--- Begin Material to process ---

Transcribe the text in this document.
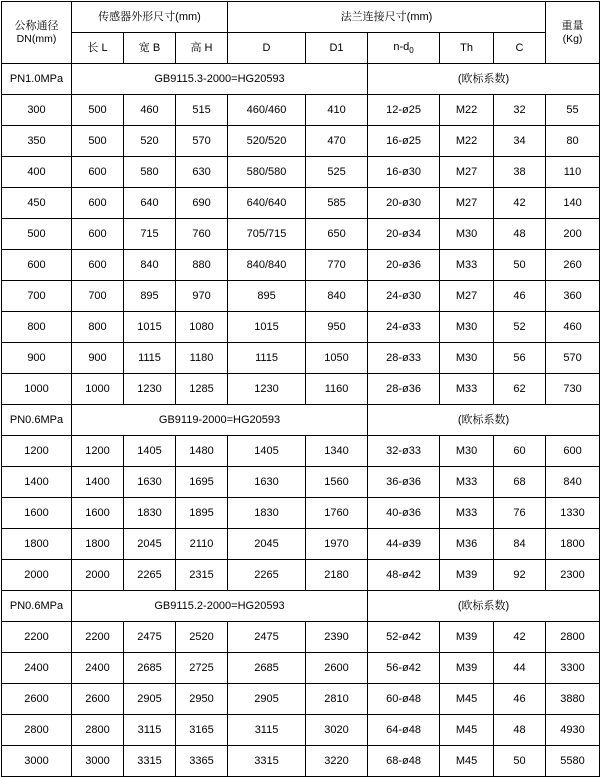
公称通径
DN(mm)	传感器外形尺寸(mm)			法兰连接尺寸(mm)					重量
(Kg)

	长 L	宽 B	高 H	D	D1	$n-d_0$	Th	C	
PN1.0MPa	GB9115.3-2000=HG20593					(欧标系数)			
300	500	460	515	460/460	410	12-ø25	M22	32	55
350	500	520	570	520/520	470	16-ø25	M22	34	80
400	600	580	630	580/580	525	16-ø30	M27	38	110
450	600	640	690	640/640	585	20-ø30	M27	42	140
500	600	715	760	705/715	650	20-ø34	M30	48	200
600	600	840	880	840/840	770	20-ø36	M33	50	260
700	700	895	970	895	840	24-ø30	M27	46	360
800	800	1015	1080	1015	950	24-ø33	M30	52	460
900	900	1115	1180	1115	1050	28-ø33	M30	56	570
1000	1000	1230	1285	1230	1160	28-ø36	M33	62	730
PN0.6MPa	GB9119-2000=HG20593					(欧标系数)			
1200	1200	1405	1480	1405	1340	32-ø33	M30	60	600
1400	1400	1630	1695	1630	1560	36-ø36	M33	68	840
1600	1600	1830	1895	1830	1760	40-ø36	M33	76	1330
1800	1800	2045	2110	2045	1970	44-ø39	M36	84	1800
2000	2000	2265	2315	2265	2180	48-ø42	M39	92	2300
PN0.6MPa	GB9115.2-2000=HG20593					(欧标系数)			
2200	2200	2475	2520	2475	2390	52-ø42	M39	42	2800
2400	2400	2685	2725	2685	2600	56-ø42	M39	44	3300
2600	2600	2905	2950	2905	2810	60-ø48	M45	46	3880
2800	2800	3115	3165	3115	3020	64-ø48	M45	48	4930
3000	3000	3315	3365	3315	3220	68-ø48	M45	50	5580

--- End Material to process ---

## [Short exercise]
Quote each line of the listing exactly, but leave the pictures out.

## [Response to this task]
Transcribe the text in this document.
公称通径
DN(mm)	传感器外形尺寸(mm)			法兰连接尺寸(mm)					重量
(Kg)

	长 L	宽 B	高 H	D	D1	$n-d_0$	Th	C	
PN1.0MPa	GB9115.3-2000=HG20593					(欧标系数)			
300	500	460	515	460/460	410	12-ø25	M22	32	55
350	500	520	570	520/520	470	16-ø25	M22	34	80
400	600	580	630	580/580	525	16-ø30	M27	38	110
450	600	640	690	640/640	585	20-ø30	M27	42	140
500	600	715	760	705/715	650	20-ø34	M30	48	200
600	600	840	880	840/840	770	20-ø36	M33	50	260
700	700	895	970	895	840	24-ø30	M27	46	360
800	800	1015	1080	1015	950	24-ø33	M30	52	460
900	900	1115	1180	1115	1050	28-ø33	M30	56	570
1000	1000	1230	1285	1230	1160	28-ø36	M33	62	730
PN0.6MPa	GB9119-2000=HG20593					(欧标系数)			
1200	1200	1405	1480	1405	1340	32-ø33	M30	60	600
1400	1400	1630	1695	1630	1560	36-ø36	M33	68	840
1600	1600	1830	1895	1830	1760	40-ø36	M33	76	1330
1800	1800	2045	2110	2045	1970	44-ø39	M36	84	1800
2000	2000	2265	2315	2265	2180	48-ø42	M39	92	2300
PN0.6MPa	GB9115.2-2000=HG20593					(欧标系数)			
2200	2200	2475	2520	2475	2390	52-ø42	M39	42	2800
2400	2400	2685	2725	2685	2600	56-ø42	M39	44	3300
2600	2600	2905	2950	2905	2810	60-ø48	M45	46	3880
2800	2800	3115	3165	3115	3020	64-ø48	M45	48	4930
3000	3000	3315	3365	3315	3220	68-ø48	M45	50	5580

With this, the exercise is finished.